## TEXT SHOWN:
I wish we had had more than 75 minutes to discuss and debate this important question.
The reminder from one member of the audience that Mr. Horowitz had used up his allotted time was warranted. That it was shouted out from the back of the room seemed rude and disrespectful, however.
The repeatedly mouthed “F..CK… YOU” to Mr. Horowitz from another member of the audience (visible from my position at the podium—and certainly to Horowitz and other members of the panel) seemed “troublesome” and “repugnant.” I would have expected more of a colleague—especially of one suggesting that the DAOC “apologize […] for degrading the level of scholarship and debate that MLA members legitimately expect from any session they attend at the convention” (29 December 2008 handout to MLA members, distributed by members of the MLA Radical Caucus).
— Brian Kennelly Dec 30, 12:50 AM #
Why would an instructor give extra credit to a student who disagrees? Isn’t it the quality and supporting evidence of the argument and not the position that should count in most academic courses?
— kgotthardt Dec 30, 04:29 PM #
Kudos to Mr. Horowitz for walking into the Lion’s Den and defending his objectives and methods. Would his detractors be willing to show up to a Campus Watch meeting and do the same? I find it most disappointing that the Radical Caucus had to play the Nazi card with their ugly reference to Goebbels. That demonstrates a troublesome intellectual laziness and unwillingness to argue in good faith on their part.
— J. Ward Dec 30, 04:31 PM #
Violence in Gaza and Israel. Starvation in Africa. War in Iraq and Afghanistan. Certainly these ‘radicals’ can find a better taget for their energy. It is also interesting that these ‘radicals’ refer to Goebbels, when their own tactics harken to Nazi Germany. Shout down opposing views rather than defeating them through reasoned debate. Nothing could provide more support for Horowitz’s perspective than the behavior of these crude individuals.
— John Dec 30, 04:31 PM #
I think the performance of some members of the audience in this session is discouraging, disgusting evidence that their university experience is closing their minds.
— Don Erickson Dec 30, 04:31 PM #
If Cary can teach gender = social construction as fact, then bio teachers should be able to teach ID as a fact—or indeed geocentrism as a fact.
i suspect these same rude post-secondary teachers would have been appalled at the “bad taste” or “insensitivity” of the tough questions which Bollinger asked Ahmadinejad. These pampered teachers should get a real job outside the comfy fantasy land of academe. Let’s see if in the real world they could get away with comparing anyone with whom they disagreed to Nazis.
i suspect these same rude post-secondary teachers would have been appalled at the “bad taste” or “insensitivity” of the tough questions which Bolllnger asked Ahmadinejad. These pampered teachers should get a real job outside the comfy fantasy land of academe. Let’s see if they could get away with comparing anyone with whom they disagreed to Nazis.

## PROVIDED DATA:
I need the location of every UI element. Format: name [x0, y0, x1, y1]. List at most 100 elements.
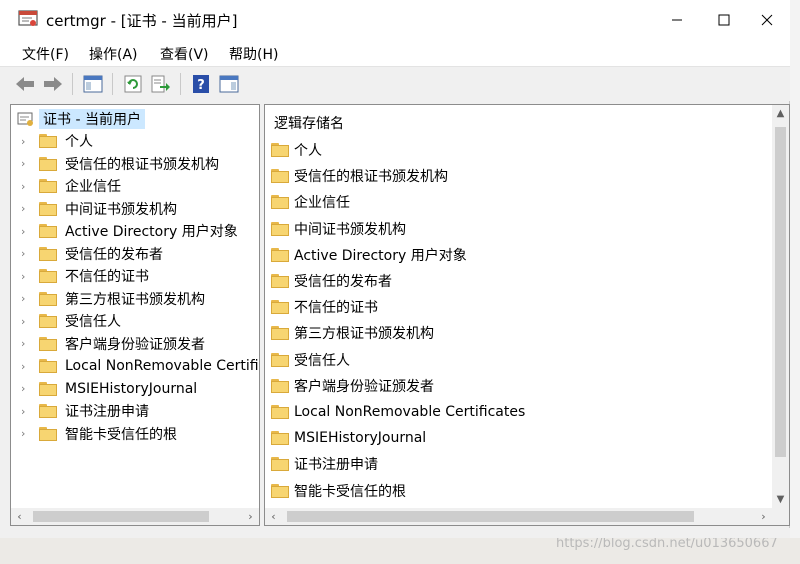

## SHORT EXERCISE:
Reproduce the comment-thread passage starting at "The repeatedly mouthed" and ending at "MLA Radical Caucus).", substituting "lectern" for "podium".

## FINISHED ANSWER:
The repeatedly mouthed “F..CK… YOU” to Mr. Horowitz from another member of the audience (visible from my position at the lectern—and certainly to Horowitz and other members of the panel) seemed “troublesome” and “repugnant.” I would have expected more of a colleague—especially of one suggesting that the DAOC “apologize […] for degrading the level of scholarship and debate that MLA members legitimately expect from any session they attend at the convention” (29 December 2008 handout to MLA members, distributed by members of the MLA Radical Caucus).